- _Problem to work on_:
Copy out the executive employment text between "The foregoing summary" and "by reference herein.", inclusive, renaming "summary" to "description" throughout.

- _Text_:
■ ■ ■ ■ ■ ■ ■

If Mr. Clark’s employment terminates due to “permanent disability” (as defined in the employment agreement), Mr. Clark will be entitled to receive (i) an amount equal to his target cash incentive bonus for the fiscal year in which such termination occurs (or, if reasonably ascertainable and greater, the bonus amount determined based on the applicable factors and actual performance for such fiscal year), prorated based on the number of days of employment completed during that fiscal year, plus (ii) a lump sum amount equal to 24 times the monthly amount the Company was paying on behalf of Mr. Clark and his eligible dependents with respect to the Company’s group health insurance plans in which Mr. Clark and his eligible dependents were participants as of the date of termination.  In addition, all stock options, shares of restricted stock (other than performance-related restricted stock) and other time-based equity awards granted by the Company and held by Mr. Clark shall accelerate and be fully vested as of the date of Mr. Clark’s termination.

 

There are no related party transactions reportable under Item 404(a) of Regulation S-K between the Company and Mr. Clark.

 

Mr. Clark and the Company entered into an indemnification agreement requiring the Company to indemnify him to the fullest extent permitted under Delaware law with respect to his service as an officer and director. The indemnification agreement will be in the form entered into with the Company’s other directors and executive officers. This form is filed as Exhibit 10.1 to the Company’s Registration Statement on Form S-1/A (SEC File No. 333-132080), as filed with the SEC on May 9, 2006.

 

The foregoing summary does not purport to be complete and is qualified in its entirety by reference to the definitive employment agreement between the Company and Mr. Clark, which will be filed with the Company’s Quarterly Report on 10-Q for the quarter ending September 30, 2018 and is incorporated by reference herein.

■ ■ ■ ■ ■ ■ ■

- _Information shown_:
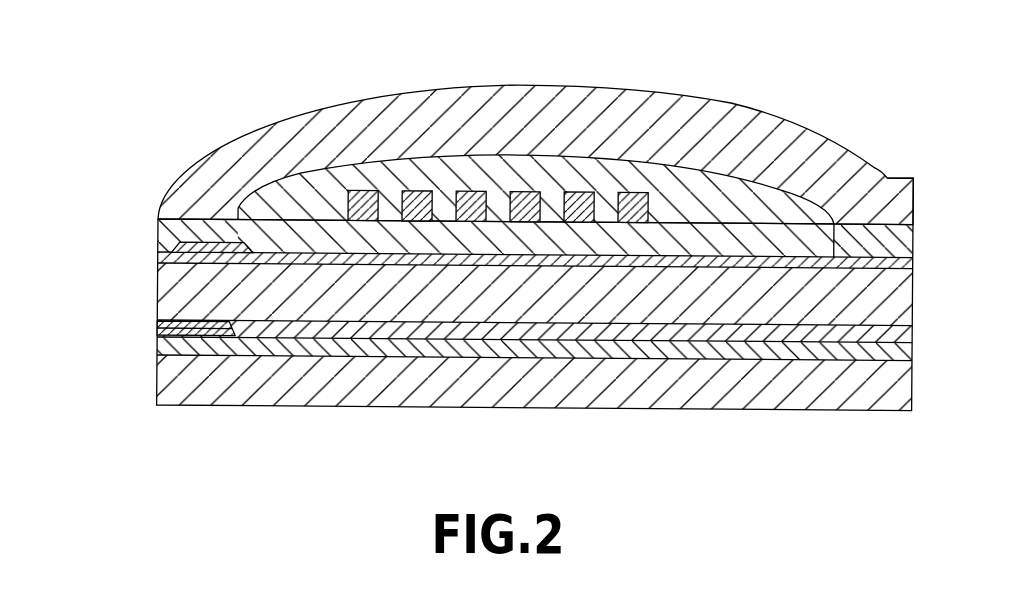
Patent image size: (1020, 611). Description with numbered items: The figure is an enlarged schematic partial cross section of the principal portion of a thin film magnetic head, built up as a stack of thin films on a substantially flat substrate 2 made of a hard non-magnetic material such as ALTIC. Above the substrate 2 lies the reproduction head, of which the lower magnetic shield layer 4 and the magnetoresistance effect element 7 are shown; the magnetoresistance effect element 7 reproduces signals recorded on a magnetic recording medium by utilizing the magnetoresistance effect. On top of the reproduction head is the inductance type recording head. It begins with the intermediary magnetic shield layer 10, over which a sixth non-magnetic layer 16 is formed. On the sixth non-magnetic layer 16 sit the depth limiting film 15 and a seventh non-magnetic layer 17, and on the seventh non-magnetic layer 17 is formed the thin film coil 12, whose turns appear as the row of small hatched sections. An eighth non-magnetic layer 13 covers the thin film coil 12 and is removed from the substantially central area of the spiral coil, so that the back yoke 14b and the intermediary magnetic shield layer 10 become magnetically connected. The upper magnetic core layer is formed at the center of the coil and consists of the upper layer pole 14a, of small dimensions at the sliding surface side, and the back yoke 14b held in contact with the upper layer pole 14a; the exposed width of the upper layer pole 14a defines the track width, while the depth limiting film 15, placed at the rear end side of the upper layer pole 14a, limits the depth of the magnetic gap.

■ ■ ■ ■ ■ ■ ■

- _Answer for the task_:
The foregoing description does not purport to be complete and is qualified in its entirety by reference to the definitive employment agreement between the Company and Mr. Clark, which will be filed with the Company’s Quarterly Report on 10-Q for the quarter ending September 30, 2018 and is incorporated by reference herein.